Data shown

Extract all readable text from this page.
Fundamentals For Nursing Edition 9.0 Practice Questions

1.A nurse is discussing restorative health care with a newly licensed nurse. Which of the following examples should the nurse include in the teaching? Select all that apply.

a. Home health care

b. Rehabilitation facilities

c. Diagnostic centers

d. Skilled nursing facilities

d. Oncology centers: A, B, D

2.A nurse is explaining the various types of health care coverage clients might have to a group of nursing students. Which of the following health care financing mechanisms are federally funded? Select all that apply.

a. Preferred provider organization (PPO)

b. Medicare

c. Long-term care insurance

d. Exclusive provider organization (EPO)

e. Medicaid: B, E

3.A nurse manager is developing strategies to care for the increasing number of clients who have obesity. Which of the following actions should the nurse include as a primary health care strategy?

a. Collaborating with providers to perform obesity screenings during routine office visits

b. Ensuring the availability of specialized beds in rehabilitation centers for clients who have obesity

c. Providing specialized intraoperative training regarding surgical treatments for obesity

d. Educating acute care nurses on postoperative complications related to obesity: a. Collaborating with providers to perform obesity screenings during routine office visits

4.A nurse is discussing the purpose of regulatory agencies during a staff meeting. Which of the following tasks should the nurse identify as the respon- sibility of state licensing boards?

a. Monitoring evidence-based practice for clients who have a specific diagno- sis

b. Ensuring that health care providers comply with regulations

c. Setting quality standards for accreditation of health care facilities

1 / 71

Direction
Exactly as shown, repeat every record.

Answer to this exercise
Extract all readable text from this page.
Fundamentals For Nursing Edition 9.0 Practice Questions

1.A nurse is discussing restorative health care with a newly licensed nurse. Which of the following examples should the nurse include in the teaching? Select all that apply.

a. Home health care

b. Rehabilitation facilities

c. Diagnostic centers

d. Skilled nursing facilities

d. Oncology centers: A, B, D

2.A nurse is explaining the various types of health care coverage clients might have to a group of nursing students. Which of the following health care financing mechanisms are federally funded? Select all that apply.

a. Preferred provider organization (PPO)

b. Medicare

c. Long-term care insurance

d. Exclusive provider organization (EPO)

e. Medicaid: B, E

3.A nurse manager is developing strategies to care for the increasing number of clients who have obesity. Which of the following actions should the nurse include as a primary health care strategy?

a. Collaborating with providers to perform obesity screenings during routine office visits

b. Ensuring the availability of specialized beds in rehabilitation centers for clients who have obesity

c. Providing specialized intraoperative training regarding surgical treatments for obesity

d. Educating acute care nurses on postoperative complications related to obesity: a. Collaborating with providers to perform obesity screenings during routine office visits

4.A nurse is discussing the purpose of regulatory agencies during a staff meeting. Which of the following tasks should the nurse identify as the respon- sibility of state licensing boards?

a. Monitoring evidence-based practice for clients who have a specific diagno- sis

b. Ensuring that health care providers comply with regulations

c. Setting quality standards for accreditation of health care facilities

1 / 71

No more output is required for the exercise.